Instructions for the task ->
Write out the listing below in full and exactly, leaving out every picture.

_ _ _

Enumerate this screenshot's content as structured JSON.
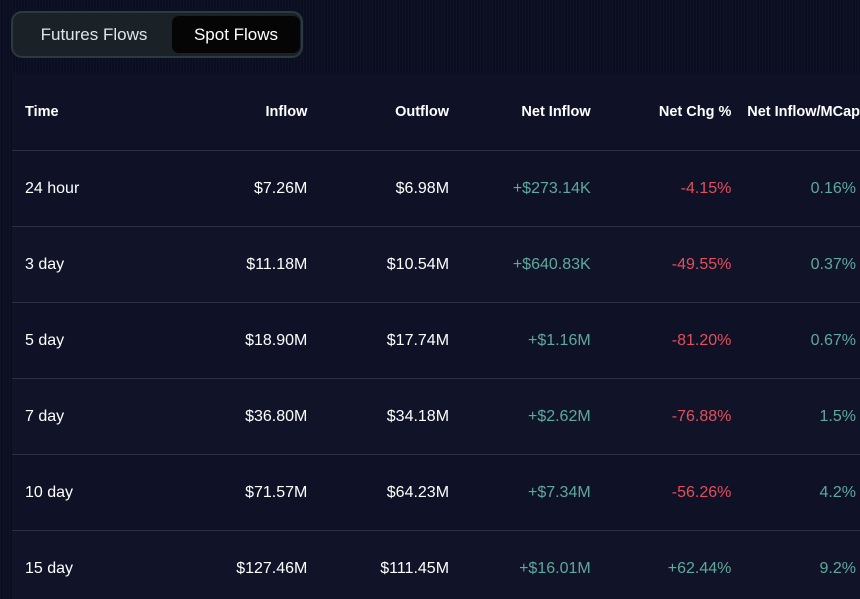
{
  "tabs": [
    {
      "label": "Futures Flows",
      "active": false
    },
    {
      "label": "Spot Flows",
      "active": true
    }
  ],
  "table": {
    "headers": {
      "time": "Time",
      "inflow": "Inflow",
      "outflow": "Outflow",
      "net_inflow": "Net Inflow",
      "net_chg": "Net Chg %",
      "net_mcap": "Net Inflow/MCap"
    },
    "rows": [
      {
        "time": "24 hour",
        "inflow": "$7.26M",
        "outflow": "$6.98M",
        "net_inflow": "+$273.14K",
        "net_chg": "-4.15%",
        "net_mcap": "0.16%"
      },
      {
        "time": "3 day",
        "inflow": "$11.18M",
        "outflow": "$10.54M",
        "net_inflow": "+$640.83K",
        "net_chg": "-49.55%",
        "net_mcap": "0.37%"
      },
      {
        "time": "5 day",
        "inflow": "$18.90M",
        "outflow": "$17.74M",
        "net_inflow": "+$1.16M",
        "net_chg": "-81.20%",
        "net_mcap": "0.67%"
      },
      {
        "time": "7 day",
        "inflow": "$36.80M",
        "outflow": "$34.18M",
        "net_inflow": "+$2.62M",
        "net_chg": "-76.88%",
        "net_mcap": "1.5%"
      },
      {
        "time": "10 day",
        "inflow": "$71.57M",
        "outflow": "$64.23M",
        "net_inflow": "+$7.34M",
        "net_chg": "-56.26%",
        "net_mcap": "4.2%"
      },
      {
        "time": "15 day",
        "inflow": "$127.46M",
        "outflow": "$111.45M",
        "net_inflow": "+$16.01M",
        "net_chg": "+62.44%",
        "net_mcap": "9.2%"
      }
    ]
  },
  "colors": {
    "positive": "#5fa89c",
    "negative": "#e0505c",
    "background": "#0b0d21"
  }
}
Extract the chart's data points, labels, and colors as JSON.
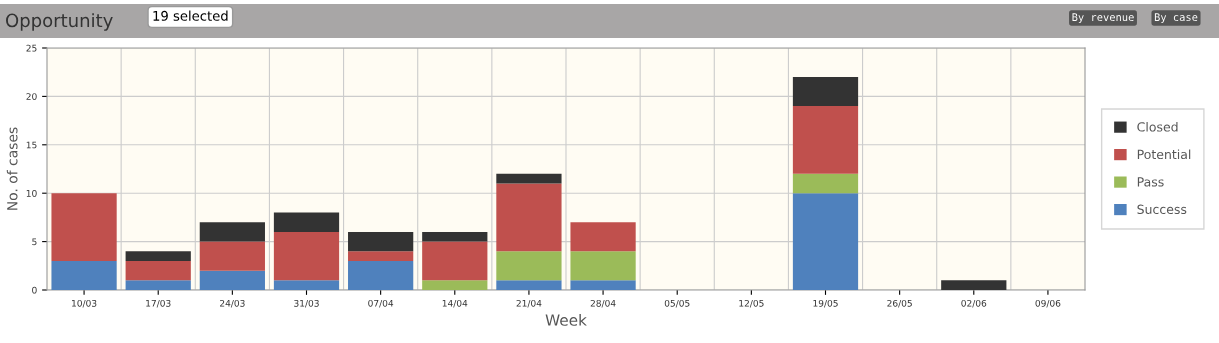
{
  "chart_data": {
    "type": "bar",
    "title": "Opportunity",
    "xlabel": "Week",
    "ylabel": "No. of cases",
    "annotations": [
      "19 selected",
      "By revenue",
      "By case"
    ],
    "categories": [
      "10/03",
      "17/03",
      "24/03",
      "31/03",
      "07/04",
      "14/04",
      "21/04",
      "28/04",
      "05/05",
      "12/05",
      "19/05",
      "26/05",
      "02/06",
      "09/06"
    ],
    "series": [
      {
        "name": "Success",
        "color": "#4f81bd",
        "values": [
          3,
          1,
          2,
          1,
          3,
          0,
          1,
          1,
          0,
          0,
          10,
          0,
          0,
          0
        ]
      },
      {
        "name": "Pass",
        "color": "#9bbb59",
        "values": [
          0,
          0,
          0,
          0,
          0,
          1,
          3,
          3,
          0,
          0,
          2,
          0,
          0,
          0
        ]
      },
      {
        "name": "Potential",
        "color": "#c0504d",
        "values": [
          7,
          2,
          3,
          5,
          1,
          4,
          7,
          3,
          0,
          0,
          7,
          0,
          0,
          0
        ]
      },
      {
        "name": "Closed",
        "color": "#333333",
        "values": [
          0,
          1,
          2,
          2,
          2,
          1,
          1,
          0,
          0,
          0,
          3,
          0,
          1,
          0
        ]
      }
    ],
    "stacked": true,
    "ylim": [
      0,
      25
    ],
    "yticks": [
      0,
      5,
      10,
      15,
      20,
      25
    ],
    "grid": true,
    "legend": "right"
  }
}
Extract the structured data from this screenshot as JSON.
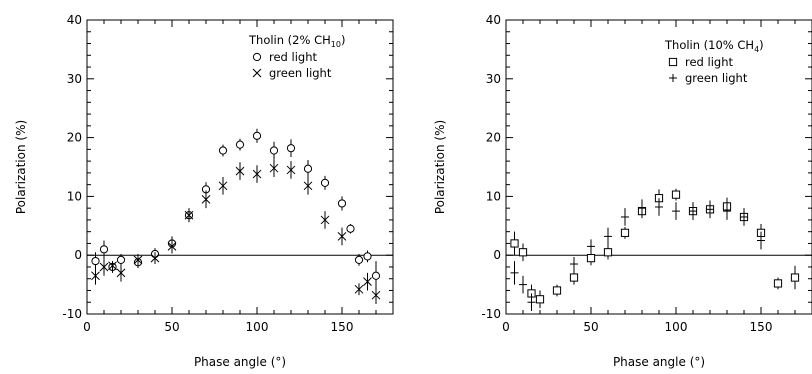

_ _ _

Problem solution ->
Enumerate this screenshot's content as structured JSON.
{
  "tabs": [
    {
      "label": "Futures Flows",
      "active": false
    },
    {
      "label": "Spot Flows",
      "active": true
    }
  ],
  "table": {
    "headers": {
      "time": "Time",
      "inflow": "Inflow",
      "outflow": "Outflow",
      "net_inflow": "Net Inflow",
      "net_chg": "Net Chg %",
      "net_mcap": "Net Inflow/MCap"
    },
    "rows": [
      {
        "time": "24 hour",
        "inflow": "$7.26M",
        "outflow": "$6.98M",
        "net_inflow": "+$273.14K",
        "net_chg": "-4.15%",
        "net_mcap": "0.16%"
      },
      {
        "time": "3 day",
        "inflow": "$11.18M",
        "outflow": "$10.54M",
        "net_inflow": "+$640.83K",
        "net_chg": "-49.55%",
        "net_mcap": "0.37%"
      },
      {
        "time": "5 day",
        "inflow": "$18.90M",
        "outflow": "$17.74M",
        "net_inflow": "+$1.16M",
        "net_chg": "-81.20%",
        "net_mcap": "0.67%"
      },
      {
        "time": "7 day",
        "inflow": "$36.80M",
        "outflow": "$34.18M",
        "net_inflow": "+$2.62M",
        "net_chg": "-76.88%",
        "net_mcap": "1.5%"
      },
      {
        "time": "10 day",
        "inflow": "$71.57M",
        "outflow": "$64.23M",
        "net_inflow": "+$7.34M",
        "net_chg": "-56.26%",
        "net_mcap": "4.2%"
      },
      {
        "time": "15 day",
        "inflow": "$127.46M",
        "outflow": "$111.45M",
        "net_inflow": "+$16.01M",
        "net_chg": "+62.44%",
        "net_mcap": "9.2%"
      }
    ]
  },
  "colors": {
    "positive": "#5fa89c",
    "negative": "#e0505c",
    "background": "#0b0d21"
  }
}
Extract the chart's data points, labels, and colors as JSON.
{
  "chart_data": {
    "type": "bar",
    "title": "Opportunity",
    "xlabel": "Week",
    "ylabel": "No. of cases",
    "annotations": [
      "19 selected",
      "By revenue",
      "By case"
    ],
    "categories": [
      "10/03",
      "17/03",
      "24/03",
      "31/03",
      "07/04",
      "14/04",
      "21/04",
      "28/04",
      "05/05",
      "12/05",
      "19/05",
      "26/05",
      "02/06",
      "09/06"
    ],
    "series": [
      {
        "name": "Success",
        "color": "#4f81bd",
        "values": [
          3,
          1,
          2,
          1,
          3,
          0,
          1,
          1,
          0,
          0,
          10,
          0,
          0,
          0
        ]
      },
      {
        "name": "Pass",
        "color": "#9bbb59",
        "values": [
          0,
          0,
          0,
          0,
          0,
          1,
          3,
          3,
          0,
          0,
          2,
          0,
          0,
          0
        ]
      },
      {
        "name": "Potential",
        "color": "#c0504d",
        "values": [
          7,
          2,
          3,
          5,
          1,
          4,
          7,
          3,
          0,
          0,
          7,
          0,
          0,
          0
        ]
      },
      {
        "name": "Closed",
        "color": "#333333",
        "values": [
          0,
          1,
          2,
          2,
          2,
          1,
          1,
          0,
          0,
          0,
          3,
          0,
          1,
          0
        ]
      }
    ],
    "stacked": true,
    "ylim": [
      0,
      25
    ],
    "yticks": [
      0,
      5,
      10,
      15,
      20,
      25
    ],
    "grid": true,
    "legend": "right"
  }
}
Extract the structured data from this screenshot as JSON.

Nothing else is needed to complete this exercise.